# Master bath mirror.



## lenaitch (Feb 10, 2014)

I can't comment on prices in your area but it will be much cheaper to select a standard-sized mirror (which I don't think 46x60 is) and beveled edge will look nicer. Mirror clips are pretty standard fare, they are sort of j-shaped with a slotted hole. The mirror rests in the bottom clips and you 'almost' tighten the top clips so they are just loose enough to slide down over the top edge. Finding studs will be nice but not essential since the majority of the load is shear (straight down).


----------



## ChuckTin (Nov 17, 2014)

Well time to get out the stud finder.
Thanks
Cvt

Sent from my SAMSUNG-SM-N900A using Tapatalk


----------



## lenaitch (Feb 10, 2014)

I suppose I could have provided the following link rather than mumble through a verbal description

https://knoji.com/images/user/hidden-mirror-clips.jpg

There are all sorts of different types, some more decorative than others and some better for heavier mirrors. Good luck.

::::::

◆ **EXERCISE TASK 1**: In the rows below, copy out the lines starting at the one that has "description-item: ⌂ HOME" and ending after the one that has "button-symbol-icon: ⌂ (348, 578, 363, 595)".

::::::

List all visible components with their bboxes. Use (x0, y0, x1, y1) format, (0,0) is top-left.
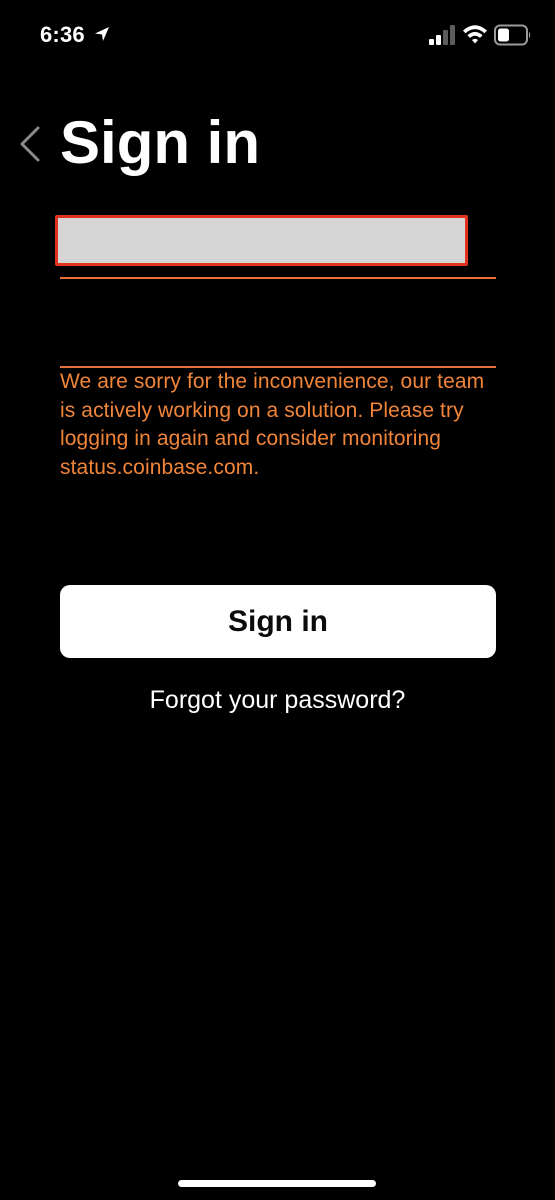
location-arrow-icon (95, 27, 109, 41)
battery-icon (494, 24, 531, 46)
password-input[interactable] (60, 300, 496, 360)
error-message: We are sorry for the inconvenience, our … (60, 370, 485, 479)
email-field-underline (60, 277, 496, 279)
sign-in-button[interactable]: Sign in (60, 585, 496, 658)
cellular-signal-icon (429, 25, 455, 45)
status-bar: 6:36 (0, 0, 555, 70)
wifi-icon (463, 25, 487, 44)
home-indicator (178, 1180, 376, 1187)
page-title: Sign in (60, 109, 260, 176)
chevron-left-icon[interactable] (16, 124, 44, 164)
status-time: 6:36 (40, 22, 85, 47)
forgot-password-link[interactable]: Forgot your password? (0, 686, 555, 715)
email-input[interactable] (55, 215, 468, 266)
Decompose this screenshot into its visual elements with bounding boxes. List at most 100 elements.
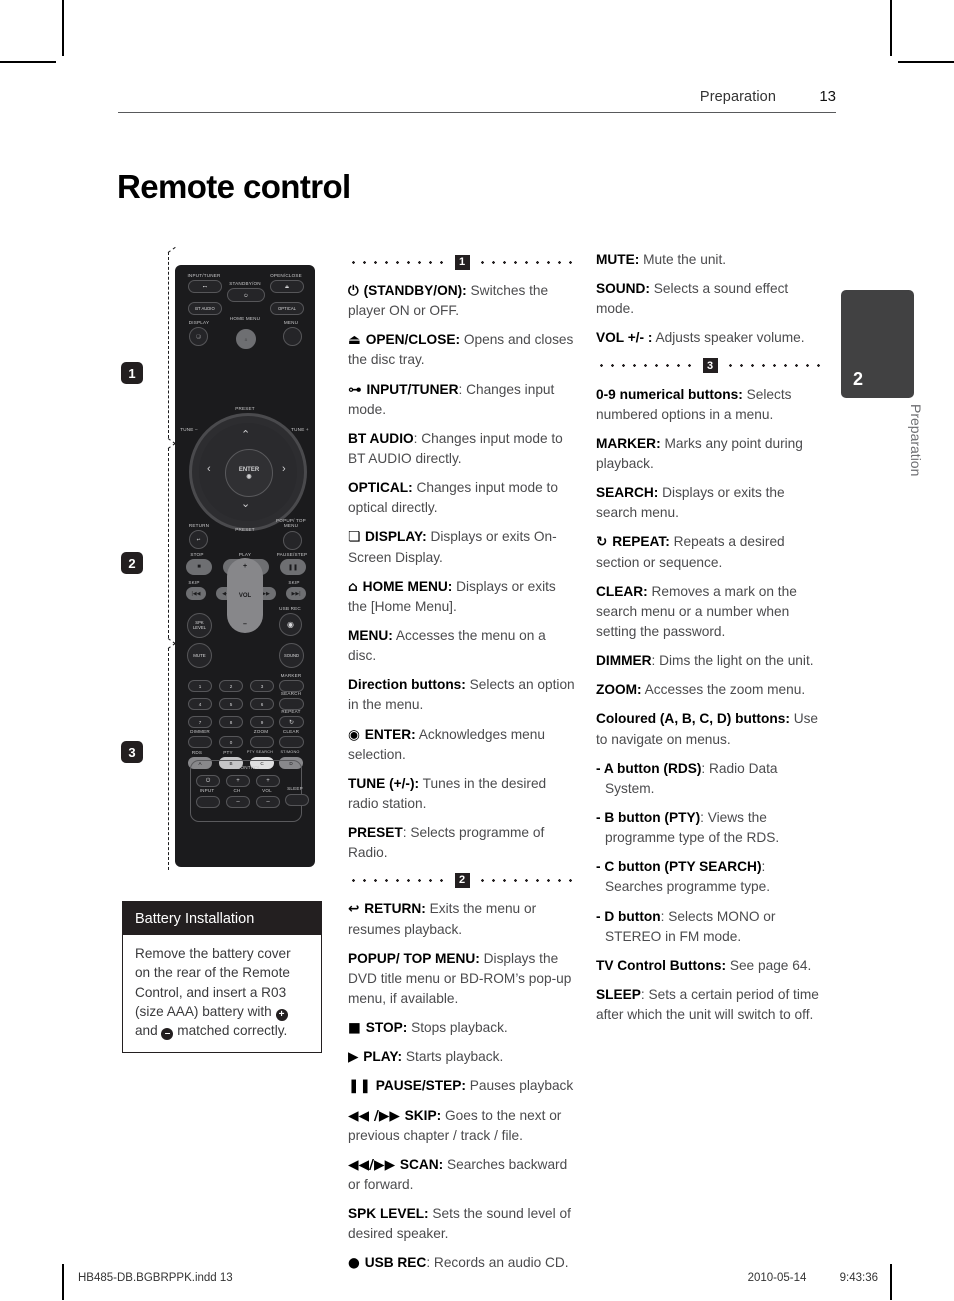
description-item: ⌂ HOME MENU: Displays or exits the [Home… (348, 577, 576, 617)
label-return: RETURN (188, 523, 210, 528)
description-item: ↩ RETURN: Exits the menu or resumes play… (348, 899, 576, 939)
description-term: - D button (596, 908, 661, 924)
description-text: : Dims the light on the unit. (651, 653, 814, 669)
button-symbol-icon: ⌂ (348, 578, 363, 595)
plus-icon: + (275, 1008, 288, 1021)
label-num-1: 1 (198, 683, 202, 689)
button-clear[interactable] (279, 736, 304, 748)
label-vol: VOL (238, 592, 252, 599)
vol-plus-icon[interactable]: + (243, 563, 247, 570)
battery-installation-title: Battery Installation (123, 902, 321, 935)
button-symbol-icon: ❏ (348, 529, 366, 546)
label-num-4: 4 (198, 701, 202, 707)
divider-dots-right (476, 260, 576, 264)
dpad-left-icon[interactable]: ‹ (207, 464, 211, 475)
description-term: CLEAR: (596, 583, 648, 599)
button-volume-rocker[interactable]: + VOL – (227, 558, 263, 633)
button-spk-level[interactable]: SPK LEVEL (187, 613, 212, 638)
description-term: Coloured (A, B, C, D) buttons: (596, 711, 790, 727)
description-item: CLEAR: Removes a mark on the search menu… (596, 582, 824, 642)
crop-mark-top-left (62, 0, 64, 56)
description-term: - B button (PTY) (596, 809, 701, 825)
description-term: PLAY: (363, 1049, 403, 1065)
button-zoom[interactable] (250, 736, 274, 748)
button-num-0[interactable]: 0 (219, 736, 243, 748)
button-sound[interactable]: SOUND (279, 643, 304, 668)
description-text: Stops playback. (407, 1020, 508, 1036)
button-num-9[interactable]: 9 (250, 716, 274, 728)
button-tv-input[interactable] (196, 796, 220, 808)
button-mute[interactable]: MUTE (187, 643, 212, 668)
description-item: SEARCH: Displays or exits the search men… (596, 483, 824, 523)
button-bt-audio[interactable]: BT AUDIO (188, 302, 222, 315)
description-item: ◀◀ /▶▶ SKIP: Goes to the next or previou… (348, 1106, 576, 1146)
button-repeat[interactable]: ↻ (279, 716, 304, 728)
button-num-6[interactable]: 6 (250, 698, 274, 710)
button-enter[interactable]: ENTER ◉ (225, 449, 273, 497)
button-symbol-icon: ▶ (348, 1049, 364, 1066)
button-skip-next[interactable]: ▶▶| (286, 587, 306, 600)
dpad-right-icon[interactable]: › (282, 464, 286, 475)
button-tv-vol-up[interactable]: + (256, 775, 280, 787)
label-tv-vol: VOL (262, 788, 272, 793)
description-term: Direction buttons: (348, 677, 466, 693)
description-term: POPUP/ TOP MENU: (348, 950, 480, 966)
button-num-2[interactable]: 2 (219, 680, 243, 692)
vol-minus-icon[interactable]: – (243, 621, 247, 628)
button-input-tuner[interactable]: ⊷ (188, 280, 222, 293)
button-open-close[interactable]: ⏏ (270, 280, 304, 293)
label-home-menu: HOME MENU (227, 316, 263, 322)
button-optical[interactable]: OPTICAL (270, 302, 304, 315)
button-num-4[interactable]: 4 (188, 698, 212, 710)
dpad-down-icon[interactable]: ⌄ (241, 499, 250, 510)
dpad-up-icon[interactable]: ⌃ (241, 430, 250, 441)
divider-number: 2 (454, 872, 470, 888)
header-page-number: 13 (819, 88, 836, 105)
button-dimmer[interactable] (188, 736, 212, 748)
button-num-5[interactable]: 5 (219, 698, 243, 710)
description-term: - C button (PTY SEARCH) (596, 859, 762, 875)
button-pause-step[interactable]: ❚❚ (280, 559, 306, 575)
description-term: VOL +/- : (596, 330, 653, 346)
button-usb-rec[interactable]: ◉ (279, 613, 302, 636)
description-item: PRESET: Selects programme of Radio. (348, 823, 576, 863)
button-skip-prev[interactable]: |◀◀ (186, 587, 206, 600)
description-term: PRESET (348, 825, 403, 841)
button-symbol-icon: ⏏ (348, 332, 366, 349)
label-tv-ch: CH (233, 788, 241, 793)
button-num-7[interactable]: 7 (188, 716, 212, 728)
callout-marker-2-label: 2 (128, 555, 136, 571)
button-tv-ch-up[interactable]: + (226, 775, 250, 787)
label-usb-rec: USB REC (279, 606, 301, 611)
button-return[interactable]: ↩ (189, 530, 208, 549)
button-home-menu[interactable]: ⌂ (236, 329, 256, 349)
button-standby-on[interactable]: ⏻ (227, 288, 265, 302)
direction-pad[interactable]: ⌃ ⌄ ‹ › ENTER ◉ (189, 413, 307, 531)
button-stop[interactable]: ■ (186, 559, 212, 575)
description-item: ● USB REC: Records an audio CD. (348, 1253, 576, 1273)
description-item: POPUP/ TOP MENU: Displays the DVD title … (348, 949, 576, 1009)
description-text: Accesses the zoom menu. (641, 682, 806, 698)
button-popup-top-menu[interactable] (283, 531, 302, 550)
battery-text-3: matched correctly. (173, 1023, 288, 1039)
description-item: ❚❚ PAUSE/STEP: Pauses playback (348, 1076, 576, 1096)
footer-file-name: HB485-DB.BGBRPPK.indd 13 (78, 1272, 233, 1284)
button-num-3[interactable]: 3 (250, 680, 274, 692)
description-item: ZOOM: Accesses the zoom menu. (596, 680, 824, 700)
description-item: ⏻ (STANDBY/ON): Switches the player ON o… (348, 281, 576, 321)
button-tv-vol-down[interactable]: – (256, 796, 280, 808)
divider-number: 3 (702, 358, 718, 374)
description-item: SLEEP: Sets a certain period of time aft… (596, 985, 824, 1025)
callout-guide-3 (168, 648, 169, 870)
button-display[interactable]: ❏ (189, 327, 208, 346)
label-num-6: 6 (260, 701, 264, 707)
button-sleep[interactable] (285, 794, 309, 806)
button-num-1[interactable]: 1 (188, 680, 212, 692)
page-header: Preparation 13 (118, 88, 836, 113)
button-tv-power[interactable]: ⏻ (196, 775, 220, 787)
button-menu[interactable] (283, 327, 302, 346)
button-tv-ch-down[interactable]: – (226, 796, 250, 808)
label-num-9: 9 (260, 719, 264, 725)
button-num-8[interactable]: 8 (219, 716, 243, 728)
label-pause-step: PAUSE/STEP (276, 552, 308, 557)
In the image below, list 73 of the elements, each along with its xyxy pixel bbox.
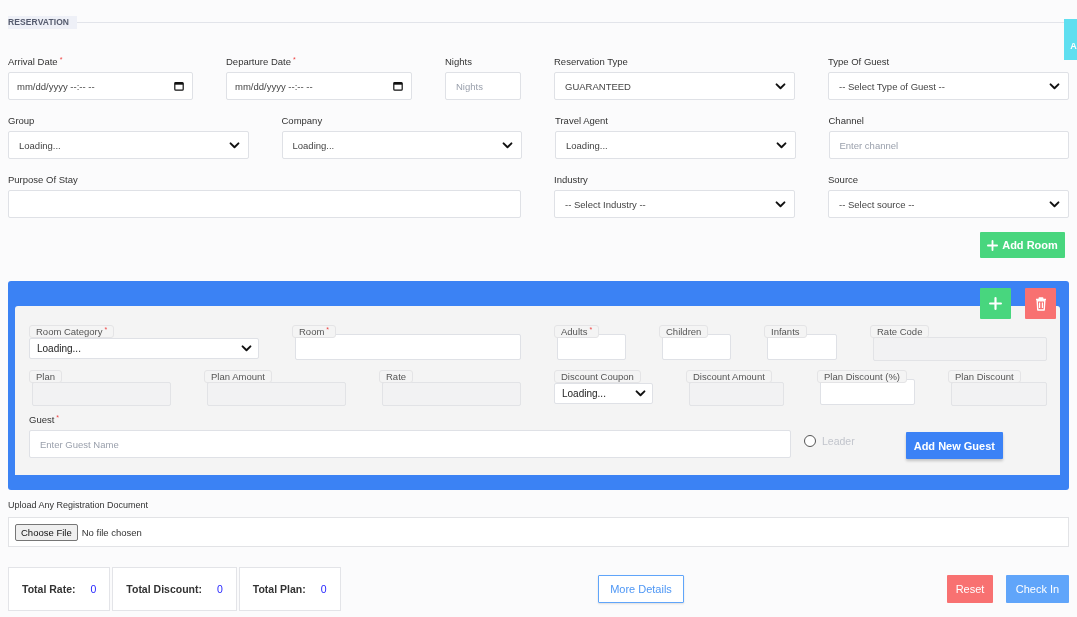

::::::

◆ **EXERCISE TASK 2**: Continue the forum thread about hanging a master bath mirror, picking up after its last sentence.

◆ **WRITTEN ANSWER 1**:
description-item: ⌂ HOME MENU: Displays or exits the [Home… (348, 577, 576, 617)
label-return: RETURN (188, 523, 210, 528)
description-item: ↩ RETURN: Exits the menu or resumes play… (348, 899, 576, 939)
description-term: - D button (596, 908, 661, 924)
description-text: : Dims the light on the unit. (651, 653, 814, 669)
button-symbol-icon: ⌂ (348, 578, 363, 595)

◆ **WRITTEN ANSWER 2**:
----------



## Two Knots (Nov 12, 2011)

What does the vanity look like? color of wood?
Go shopping and look for a decorative mirror that
is already framed and fits the decor. 
It will most likely save you some money. 
Mirrors, like everything have gone up a lot in price.


----------



## ChuckTin (Nov 17, 2014)

We found a good size / good price replacement at HD box store Website then had to track one down to a store medium distance away. 
Am plesantly surprised she did pick out one that was "decor" rather than functional.
Install was straight forward - 2 clips at the bottom, set the mirror in centered left and right then 2 at the top then one left and one right.
All clips were on hollow wall hangers but the mirror was much lighter than I was guessing and there wasn't any of the mastic that I was dreading involved.
For once an easy job and we only bickered a little. DW and I work oh-so-well together. 😊

Sent from my SAMSUNG-SM-N900A using Tapatalk


----------



## Two Knots (Nov 12, 2011)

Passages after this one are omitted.